# EXERCISE PROMPT
Below are some entries; can you quote all of them exactly?

# Records from a collection of figures
● ● ● ●

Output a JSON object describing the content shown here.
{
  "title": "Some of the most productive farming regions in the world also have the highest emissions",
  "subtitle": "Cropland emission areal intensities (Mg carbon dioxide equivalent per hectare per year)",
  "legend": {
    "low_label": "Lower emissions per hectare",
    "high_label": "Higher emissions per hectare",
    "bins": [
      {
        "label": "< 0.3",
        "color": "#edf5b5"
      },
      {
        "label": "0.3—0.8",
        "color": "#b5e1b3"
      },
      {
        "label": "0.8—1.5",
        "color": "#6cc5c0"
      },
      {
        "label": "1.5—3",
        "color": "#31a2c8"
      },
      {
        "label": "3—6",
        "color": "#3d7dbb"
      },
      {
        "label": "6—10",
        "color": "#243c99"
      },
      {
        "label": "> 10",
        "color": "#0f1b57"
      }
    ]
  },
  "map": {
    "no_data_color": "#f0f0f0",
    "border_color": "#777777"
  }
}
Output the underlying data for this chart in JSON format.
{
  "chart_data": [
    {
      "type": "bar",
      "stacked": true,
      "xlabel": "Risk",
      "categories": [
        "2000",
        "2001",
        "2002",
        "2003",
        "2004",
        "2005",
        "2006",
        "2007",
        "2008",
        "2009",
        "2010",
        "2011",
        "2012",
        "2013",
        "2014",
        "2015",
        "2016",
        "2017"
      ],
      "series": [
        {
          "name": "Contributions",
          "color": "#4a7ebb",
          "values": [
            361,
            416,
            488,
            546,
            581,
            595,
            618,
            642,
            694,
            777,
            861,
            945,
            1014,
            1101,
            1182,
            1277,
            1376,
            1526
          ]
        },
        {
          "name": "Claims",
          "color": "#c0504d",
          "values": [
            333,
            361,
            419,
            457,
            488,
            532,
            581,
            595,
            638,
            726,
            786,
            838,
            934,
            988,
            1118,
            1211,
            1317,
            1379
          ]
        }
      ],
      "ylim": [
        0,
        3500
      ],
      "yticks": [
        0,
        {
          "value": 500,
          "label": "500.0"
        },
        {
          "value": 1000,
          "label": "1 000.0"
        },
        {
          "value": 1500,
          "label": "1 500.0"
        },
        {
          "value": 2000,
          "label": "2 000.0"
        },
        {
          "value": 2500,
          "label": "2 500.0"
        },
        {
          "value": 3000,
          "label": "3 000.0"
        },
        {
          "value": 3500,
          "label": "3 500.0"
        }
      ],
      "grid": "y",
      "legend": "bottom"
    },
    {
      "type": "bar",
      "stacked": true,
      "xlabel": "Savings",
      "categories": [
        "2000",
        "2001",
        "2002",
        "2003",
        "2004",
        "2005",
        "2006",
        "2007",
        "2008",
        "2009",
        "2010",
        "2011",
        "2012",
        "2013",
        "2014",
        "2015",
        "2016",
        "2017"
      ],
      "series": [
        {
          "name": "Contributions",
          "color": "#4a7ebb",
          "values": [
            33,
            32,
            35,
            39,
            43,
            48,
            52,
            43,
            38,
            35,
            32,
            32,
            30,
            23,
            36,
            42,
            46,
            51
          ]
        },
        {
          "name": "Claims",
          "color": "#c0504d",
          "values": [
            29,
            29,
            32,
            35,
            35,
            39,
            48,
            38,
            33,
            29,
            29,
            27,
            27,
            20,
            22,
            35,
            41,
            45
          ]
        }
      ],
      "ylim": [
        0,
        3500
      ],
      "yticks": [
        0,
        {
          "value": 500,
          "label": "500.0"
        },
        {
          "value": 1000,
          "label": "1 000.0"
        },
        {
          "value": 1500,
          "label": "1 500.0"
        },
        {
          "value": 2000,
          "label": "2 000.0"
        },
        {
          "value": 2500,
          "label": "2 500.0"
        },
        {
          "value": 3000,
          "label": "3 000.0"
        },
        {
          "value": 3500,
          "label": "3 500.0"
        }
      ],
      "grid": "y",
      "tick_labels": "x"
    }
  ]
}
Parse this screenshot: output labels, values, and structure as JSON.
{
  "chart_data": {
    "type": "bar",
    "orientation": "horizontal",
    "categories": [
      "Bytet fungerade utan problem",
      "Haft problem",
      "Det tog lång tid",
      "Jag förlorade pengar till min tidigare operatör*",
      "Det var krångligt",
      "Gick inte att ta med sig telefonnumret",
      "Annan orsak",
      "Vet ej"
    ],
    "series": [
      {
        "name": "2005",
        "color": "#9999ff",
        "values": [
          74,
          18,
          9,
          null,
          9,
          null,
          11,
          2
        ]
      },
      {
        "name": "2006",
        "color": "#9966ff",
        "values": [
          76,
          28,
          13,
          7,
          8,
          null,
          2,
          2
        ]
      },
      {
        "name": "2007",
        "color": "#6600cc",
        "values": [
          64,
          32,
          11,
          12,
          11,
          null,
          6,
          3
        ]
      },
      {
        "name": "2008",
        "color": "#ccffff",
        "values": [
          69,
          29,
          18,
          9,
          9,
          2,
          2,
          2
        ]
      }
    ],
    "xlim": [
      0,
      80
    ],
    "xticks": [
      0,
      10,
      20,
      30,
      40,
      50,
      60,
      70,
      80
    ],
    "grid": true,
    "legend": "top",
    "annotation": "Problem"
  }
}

● ● ● ●

# OUTPUT FOR THIS EXERCISE
Output a JSON object describing the content shown here.
{
  "title": "Some of the most productive farming regions in the world also have the highest emissions",
  "subtitle": "Cropland emission areal intensities (Mg carbon dioxide equivalent per hectare per year)",
  "legend": {
    "low_label": "Lower emissions per hectare",
    "high_label": "Higher emissions per hectare",
    "bins": [
      {
        "label": "< 0.3",
        "color": "#edf5b5"
      },
      {
        "label": "0.3—0.8",
        "color": "#b5e1b3"
      },
      {
        "label": "0.8—1.5",
        "color": "#6cc5c0"
      },
      {
        "label": "1.5—3",
        "color": "#31a2c8"
      },
      {
        "label": "3—6",
        "color": "#3d7dbb"
      },
      {
        "label": "6—10",
        "color": "#243c99"
      },
      {
        "label": "> 10",
        "color": "#0f1b57"
      }
    ]
  },
  "map": {
    "no_data_color": "#f0f0f0",
    "border_color": "#777777"
  }
}
Output the underlying data for this chart in JSON format.
{
  "chart_data": [
    {
      "type": "bar",
      "stacked": true,
      "xlabel": "Risk",
      "categories": [
        "2000",
        "2001",
        "2002",
        "2003",
        "2004",
        "2005",
        "2006",
        "2007",
        "2008",
        "2009",
        "2010",
        "2011",
        "2012",
        "2013",
        "2014",
        "2015",
        "2016",
        "2017"
      ],
      "series": [
        {
          "name": "Contributions",
          "color": "#4a7ebb",
          "values": [
            361,
            416,
            488,
            546,
            581,
            595,
            618,
            642,
            694,
            777,
            861,
            945,
            1014,
            1101,
            1182,
            1277,
            1376,
            1526
          ]
        },
        {
          "name": "Claims",
          "color": "#c0504d",
          "values": [
            333,
            361,
            419,
            457,
            488,
            532,
            581,
            595,
            638,
            726,
            786,
            838,
            934,
            988,
            1118,
            1211,
            1317,
            1379
          ]
        }
      ],
      "ylim": [
        0,
        3500
      ],
      "yticks": [
        0,
        {
          "value": 500,
          "label": "500.0"
        },
        {
          "value": 1000,
          "label": "1 000.0"
        },
        {
          "value": 1500,
          "label": "1 500.0"
        },
        {
          "value": 2000,
          "label": "2 000.0"
        },
        {
          "value": 2500,
          "label": "2 500.0"
        },
        {
          "value": 3000,
          "label": "3 000.0"
        },
        {
          "value": 3500,
          "label": "3 500.0"
        }
      ],
      "grid": "y",
      "legend": "bottom"
    },
    {
      "type": "bar",
      "stacked": true,
      "xlabel": "Savings",
      "categories": [
        "2000",
        "2001",
        "2002",
        "2003",
        "2004",
        "2005",
        "2006",
        "2007",
        "2008",
        "2009",
        "2010",
        "2011",
        "2012",
        "2013",
        "2014",
        "2015",
        "2016",
        "2017"
      ],
      "series": [
        {
          "name": "Contributions",
          "color": "#4a7ebb",
          "values": [
            33,
            32,
            35,
            39,
            43,
            48,
            52,
            43,
            38,
            35,
            32,
            32,
            30,
            23,
            36,
            42,
            46,
            51
          ]
        },
        {
          "name": "Claims",
          "color": "#c0504d",
          "values": [
            29,
            29,
            32,
            35,
            35,
            39,
            48,
            38,
            33,
            29,
            29,
            27,
            27,
            20,
            22,
            35,
            41,
            45
          ]
        }
      ],
      "ylim": [
        0,
        3500
      ],
      "yticks": [
        0,
        {
          "value": 500,
          "label": "500.0"
        },
        {
          "value": 1000,
          "label": "1 000.0"
        },
        {
          "value": 1500,
          "label": "1 500.0"
        },
        {
          "value": 2000,
          "label": "2 000.0"
        },
        {
          "value": 2500,
          "label": "2 500.0"
        },
        {
          "value": 3000,
          "label": "3 000.0"
        },
        {
          "value": 3500,
          "label": "3 500.0"
        }
      ],
      "grid": "y",
      "tick_labels": "x"
    }
  ]
}
Parse this screenshot: output labels, values, and structure as JSON.
{
  "chart_data": {
    "type": "bar",
    "orientation": "horizontal",
    "categories": [
      "Bytet fungerade utan problem",
      "Haft problem",
      "Det tog lång tid",
      "Jag förlorade pengar till min tidigare operatör*",
      "Det var krångligt",
      "Gick inte att ta med sig telefonnumret",
      "Annan orsak",
      "Vet ej"
    ],
    "series": [
      {
        "name": "2005",
        "color": "#9999ff",
        "values": [
          74,
          18,
          9,
          null,
          9,
          null,
          11,
          2
        ]
      },
      {
        "name": "2006",
        "color": "#9966ff",
        "values": [
          76,
          28,
          13,
          7,
          8,
          null,
          2,
          2
        ]
      },
      {
        "name": "2007",
        "color": "#6600cc",
        "values": [
          64,
          32,
          11,
          12,
          11,
          null,
          6,
          3
        ]
      },
      {
        "name": "2008",
        "color": "#ccffff",
        "values": [
          69,
          29,
          18,
          9,
          9,
          2,
          2,
          2
        ]
      }
    ],
    "xlim": [
      0,
      80
    ],
    "xticks": [
      0,
      10,
      20,
      30,
      40,
      50,
      60,
      70,
      80
    ],
    "grid": true,
    "legend": "top",
    "annotation": "Problem"
  }
}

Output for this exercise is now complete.